**Objective:**
Write out the data below in full, unchanged, minus the images.

**Data for processing:**
******************************
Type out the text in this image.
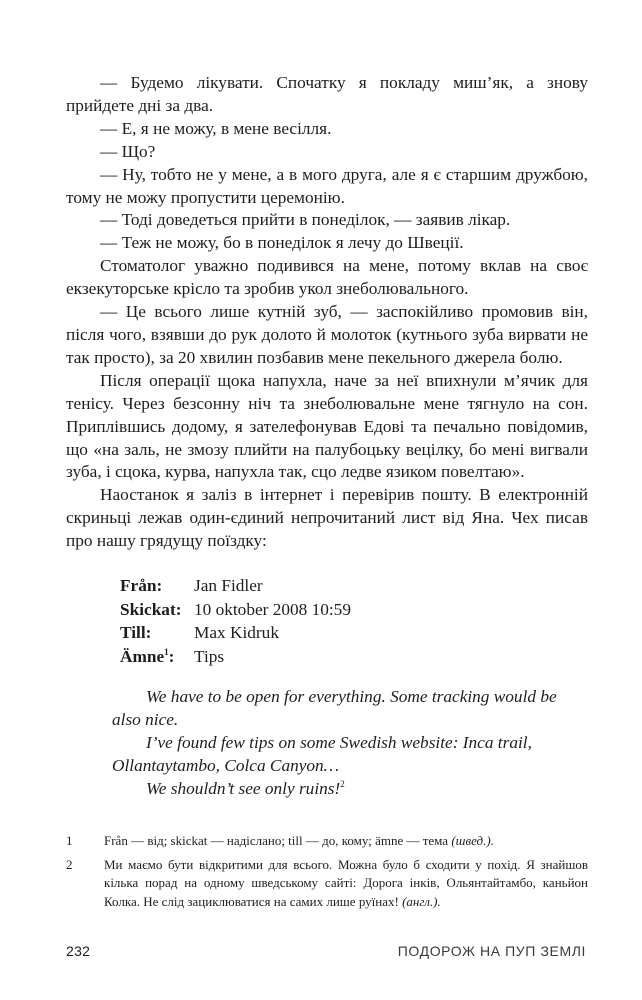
— Будемо лікувати. Спочатку я покладу миш’як, а знову прийдете дні за два.

— Е, я не можу, в мене весілля.

— Що?

— Ну, тобто не у мене, а в мого друга, але я є старшим дружбою, тому не можу пропустити церемонію.

— Тоді доведеться прийти в понеділок, — заявив лікар.

— Теж не можу, бо в понеділок я лечу до Швеції.

Стоматолог уважно подивився на мене, потому вклав на своє екзекуторське крісло та зробив укол знеболювального.

— Це всього лише кутній зуб, — заспокійливо промовив він, після чого, взявши до рук долото й молоток (кутнього зуба вирвати не так просто), за 20 хвилин позбавив мене пекельного джерела болю.

Після операції щока напухла, наче за неї впихнули м’ячик для тенісу. Через безсонну ніч та знеболювальне мене тягнуло на сон. Приплівшись додому, я зателефонував Едові та печально повідомив, що «на заль, не змозу плийти на палубоцьку вецілку, бо мені вигвали зуба, і сцока, курва, напухла так, сцо ледве язиком повелтаю».

Наостанок я заліз в інтернет і перевірив пошту. В електронній скриньці лежав один-єдиний непрочитаний лист від Яна. Чех писав про нашу грядущу поїздку:

Från:	Jan Fidler
Skickat: 10 oktober 2008 10:59
Till:	Max Kidruk
Ämne$^1$:	Tips

We have to be open for everything. Some tracking would be also nice.

I’ve found few tips on some Swedish website: Inca trail, Ollantaytambo, Colca Canyon…

We shouldn’t see only ruins!$^2$

1	Från — від; skickat — надіслано; till — до, кому; ämne — тема (швед.).
2	Ми маємо бути відкритими для всього. Можна було б сходити у похід. Я знайшов кілька порад на одному шведському сайті: Дорога інків, Ольянтайтамбо, каньйон Колка. Не слід зациклюватися на самих лише руїнах! (англ.).
232	ПОДОРОЖ НА ПУП ЗЕМЛІ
******************************
**Output for this task:**
Type out the text in this image.
— Будемо лікувати. Спочатку я покладу миш’як, а знову прийдете дні за два.

— Е, я не можу, в мене весілля.

— Що?

— Ну, тобто не у мене, а в мого друга, але я є старшим дружбою, тому не можу пропустити церемонію.

— Тоді доведеться прийти в понеділок, — заявив лікар.

— Теж не можу, бо в понеділок я лечу до Швеції.

Стоматолог уважно подивився на мене, потому вклав на своє екзекуторське крісло та зробив укол знеболювального.

— Це всього лише кутній зуб, — заспокійливо промовив він, після чого, взявши до рук долото й молоток (кутнього зуба вирвати не так просто), за 20 хвилин позбавив мене пекельного джерела болю.

Після операції щока напухла, наче за неї впихнули м’ячик для тенісу. Через безсонну ніч та знеболювальне мене тягнуло на сон. Приплівшись додому, я зателефонував Едові та печально повідомив, що «на заль, не змозу плийти на палубоцьку вецілку, бо мені вигвали зуба, і сцока, курва, напухла так, сцо ледве язиком повелтаю».

Наостанок я заліз в інтернет і перевірив пошту. В електронній скриньці лежав один-єдиний непрочитаний лист від Яна. Чех писав про нашу грядущу поїздку:

Från:	Jan Fidler
Skickat: 10 oktober 2008 10:59
Till:	Max Kidruk
Ämne$^1$:	Tips

We have to be open for everything. Some tracking would be also nice.

I’ve found few tips on some Swedish website: Inca trail, Ollantaytambo, Colca Canyon…

We shouldn’t see only ruins!$^2$

1	Från — від; skickat — надіслано; till — до, кому; ämne — тема (швед.).
2	Ми маємо бути відкритими для всього. Можна було б сходити у похід. Я знайшов кілька порад на одному шведському сайті: Дорога інків, Ольянтайтамбо, каньйон Колка. Не слід зациклюватися на самих лише руїнах! (англ.).
232	ПОДОРОЖ НА ПУП ЗЕМЛІ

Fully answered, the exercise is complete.